→ **Work instructions**
Your task is to give the listing below back word for word, pictures excluded.

Dataset listings of figures
+ + + + +

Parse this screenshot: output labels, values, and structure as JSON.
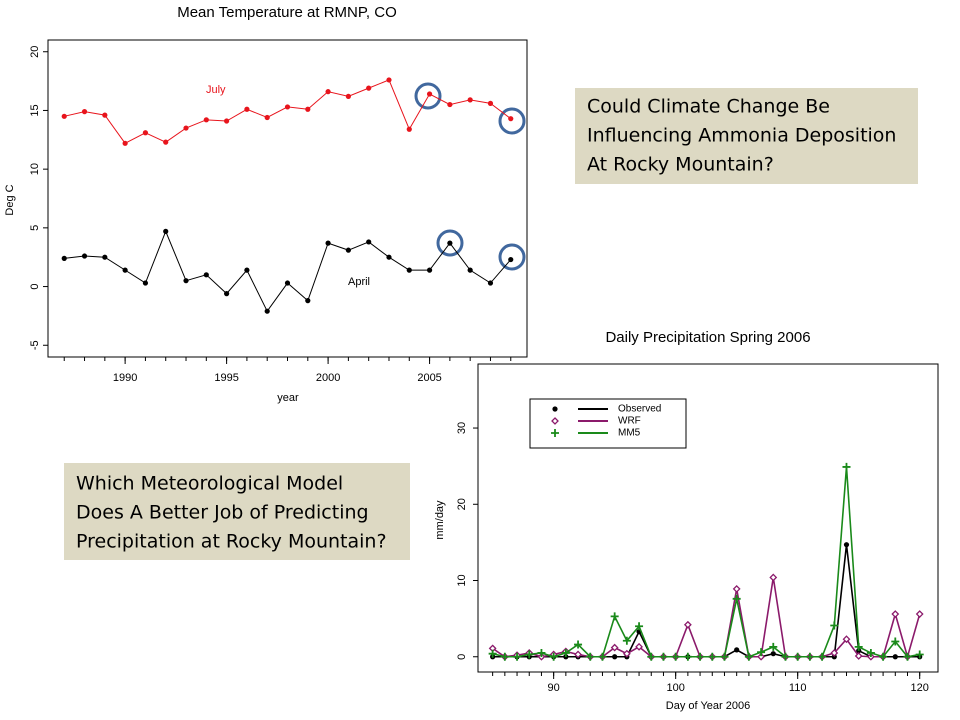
{
  "chart_data": [
    {
      "type": "line",
      "title": "Mean Temperature at RMNP, CO",
      "x_label": "year",
      "y_label": "Deg C",
      "x": [
        1987,
        1988,
        1989,
        1990,
        1991,
        1992,
        1993,
        1994,
        1995,
        1996,
        1997,
        1998,
        1999,
        2000,
        2001,
        2002,
        2003,
        2004,
        2005,
        2006,
        2007,
        2008,
        2009
      ],
      "xlim": [
        1986.2,
        2009.8
      ],
      "xticks": [
        1990,
        1995,
        2000,
        2005
      ],
      "ylim": [
        -6,
        21
      ],
      "yticks": [
        -5,
        0,
        5,
        10,
        15,
        20
      ],
      "series": [
        {
          "name": "July",
          "color": "#e8141c",
          "marker": "dot",
          "values": [
            14.5,
            14.9,
            14.6,
            12.2,
            13.1,
            12.3,
            13.5,
            14.2,
            14.1,
            15.1,
            14.4,
            15.3,
            15.1,
            16.6,
            16.2,
            16.9,
            17.6,
            13.4,
            16.4,
            15.5,
            15.9,
            15.6,
            14.3
          ]
        },
        {
          "name": "April",
          "color": "#000000",
          "marker": "dot",
          "values": [
            2.4,
            2.6,
            2.5,
            1.4,
            0.3,
            4.7,
            0.5,
            1.0,
            -0.6,
            1.4,
            -2.1,
            0.3,
            -1.2,
            3.7,
            3.1,
            3.8,
            2.5,
            1.4,
            1.4,
            3.7,
            1.4,
            0.3,
            2.3
          ]
        }
      ]
    },
    {
      "type": "line",
      "title": "Daily Precipitation Spring 2006",
      "x_label": "Day of Year 2006",
      "y_label": "mm/day",
      "x": [
        85,
        86,
        87,
        88,
        89,
        90,
        91,
        92,
        93,
        94,
        95,
        96,
        97,
        98,
        99,
        100,
        101,
        102,
        103,
        104,
        105,
        106,
        107,
        108,
        109,
        110,
        111,
        112,
        113,
        114,
        115,
        116,
        117,
        118,
        119,
        120
      ],
      "xlim": [
        83.8,
        121.5
      ],
      "xticks": [
        90,
        100,
        110,
        120
      ],
      "ylim": [
        -2,
        38.4
      ],
      "yticks": [
        0,
        10,
        20,
        30
      ],
      "legend": "top-left",
      "series": [
        {
          "name": "Observed",
          "color": "#000000",
          "marker": "dot",
          "values": [
            0,
            0,
            0,
            0,
            0,
            0,
            0,
            0,
            0,
            0,
            0,
            0,
            3.3,
            0,
            0,
            0,
            0,
            0,
            0,
            0,
            0.9,
            0,
            0,
            0.4,
            0,
            0,
            0,
            0,
            0,
            14.7,
            0.8,
            0,
            0,
            0,
            0,
            0
          ]
        },
        {
          "name": "WRF",
          "color": "#8b1a6b",
          "marker": "diamond",
          "values": [
            1.1,
            0,
            0.2,
            0.5,
            0,
            0.3,
            0.7,
            0.3,
            0,
            0,
            1.2,
            0.4,
            1.3,
            0,
            0,
            0,
            4.2,
            0,
            0,
            0,
            8.9,
            0,
            0,
            10.4,
            0,
            0,
            0,
            0,
            0.5,
            2.3,
            0.1,
            0,
            0,
            5.6,
            0,
            5.6
          ]
        },
        {
          "name": "MM5",
          "color": "#1a8a1a",
          "marker": "plus",
          "values": [
            0.4,
            0,
            0,
            0.3,
            0.5,
            0,
            0.5,
            1.6,
            0,
            0,
            5.3,
            2.1,
            4.0,
            0,
            0,
            0,
            0,
            0,
            0,
            0,
            7.6,
            0,
            0.6,
            1.3,
            0,
            0,
            0,
            0,
            4.1,
            24.9,
            1.3,
            0.5,
            0,
            2.0,
            0,
            0.3
          ]
        }
      ]
    }
  ],
  "callouts": [
    {
      "lines": [
        "Could Climate Change Be",
        "Influencing Ammonia Deposition",
        "At Rocky Mountain?"
      ]
    },
    {
      "lines": [
        "Which Meteorological Model",
        "Does A Better Job of Predicting",
        "Precipitation at Rocky Mountain?"
      ]
    }
  ]
}
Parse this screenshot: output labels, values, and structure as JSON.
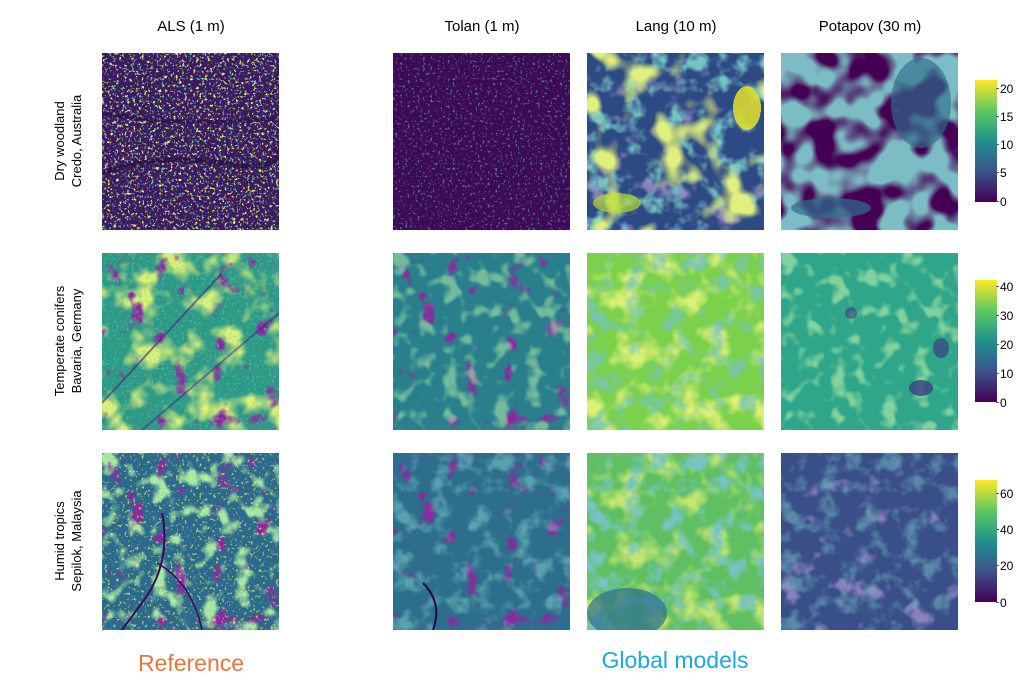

+ + + + +

→ **Written response**
Parse this screenshot: output labels, values, and structure as JSON.
{
  "chart_data": [
    {
      "type": "line",
      "title": "Mean Temperature at RMNP, CO",
      "x_label": "year",
      "y_label": "Deg C",
      "x": [
        1987,
        1988,
        1989,
        1990,
        1991,
        1992,
        1993,
        1994,
        1995,
        1996,
        1997,
        1998,
        1999,
        2000,
        2001,
        2002,
        2003,
        2004,
        2005,
        2006,
        2007,
        2008,
        2009
      ],
      "xlim": [
        1986.2,
        2009.8
      ],
      "xticks": [
        1990,
        1995,
        2000,
        2005
      ],
      "ylim": [
        -6,
        21
      ],
      "yticks": [
        -5,
        0,
        5,
        10,
        15,
        20
      ],
      "series": [
        {
          "name": "July",
          "color": "#e8141c",
          "marker": "dot",
          "values": [
            14.5,
            14.9,
            14.6,
            12.2,
            13.1,
            12.3,
            13.5,
            14.2,
            14.1,
            15.1,
            14.4,
            15.3,
            15.1,
            16.6,
            16.2,
            16.9,
            17.6,
            13.4,
            16.4,
            15.5,
            15.9,
            15.6,
            14.3
          ]
        },
        {
          "name": "April",
          "color": "#000000",
          "marker": "dot",
          "values": [
            2.4,
            2.6,
            2.5,
            1.4,
            0.3,
            4.7,
            0.5,
            1.0,
            -0.6,
            1.4,
            -2.1,
            0.3,
            -1.2,
            3.7,
            3.1,
            3.8,
            2.5,
            1.4,
            1.4,
            3.7,
            1.4,
            0.3,
            2.3
          ]
        }
      ]
    },
    {
      "type": "line",
      "title": "Daily Precipitation Spring 2006",
      "x_label": "Day of Year 2006",
      "y_label": "mm/day",
      "x": [
        85,
        86,
        87,
        88,
        89,
        90,
        91,
        92,
        93,
        94,
        95,
        96,
        97,
        98,
        99,
        100,
        101,
        102,
        103,
        104,
        105,
        106,
        107,
        108,
        109,
        110,
        111,
        112,
        113,
        114,
        115,
        116,
        117,
        118,
        119,
        120
      ],
      "xlim": [
        83.8,
        121.5
      ],
      "xticks": [
        90,
        100,
        110,
        120
      ],
      "ylim": [
        -2,
        38.4
      ],
      "yticks": [
        0,
        10,
        20,
        30
      ],
      "legend": "top-left",
      "series": [
        {
          "name": "Observed",
          "color": "#000000",
          "marker": "dot",
          "values": [
            0,
            0,
            0,
            0,
            0,
            0,
            0,
            0,
            0,
            0,
            0,
            0,
            3.3,
            0,
            0,
            0,
            0,
            0,
            0,
            0,
            0.9,
            0,
            0,
            0.4,
            0,
            0,
            0,
            0,
            0,
            14.7,
            0.8,
            0,
            0,
            0,
            0,
            0
          ]
        },
        {
          "name": "WRF",
          "color": "#8b1a6b",
          "marker": "diamond",
          "values": [
            1.1,
            0,
            0.2,
            0.5,
            0,
            0.3,
            0.7,
            0.3,
            0,
            0,
            1.2,
            0.4,
            1.3,
            0,
            0,
            0,
            4.2,
            0,
            0,
            0,
            8.9,
            0,
            0,
            10.4,
            0,
            0,
            0,
            0,
            0.5,
            2.3,
            0.1,
            0,
            0,
            5.6,
            0,
            5.6
          ]
        },
        {
          "name": "MM5",
          "color": "#1a8a1a",
          "marker": "plus",
          "values": [
            0.4,
            0,
            0,
            0.3,
            0.5,
            0,
            0.5,
            1.6,
            0,
            0,
            5.3,
            2.1,
            4.0,
            0,
            0,
            0,
            0,
            0,
            0,
            0,
            7.6,
            0,
            0.6,
            1.3,
            0,
            0,
            0,
            0,
            4.1,
            24.9,
            1.3,
            0.5,
            0,
            2.0,
            0,
            0.3
          ]
        }
      ]
    }
  ],
  "callouts": [
    {
      "lines": [
        "Could Climate Change Be",
        "Influencing Ammonia Deposition",
        "At Rocky Mountain?"
      ]
    },
    {
      "lines": [
        "Which Meteorological Model",
        "Does A Better Job of Predicting",
        "Precipitation at Rocky Mountain?"
      ]
    }
  ]
}
Parse this screenshot: output labels, values, and structure as JSON.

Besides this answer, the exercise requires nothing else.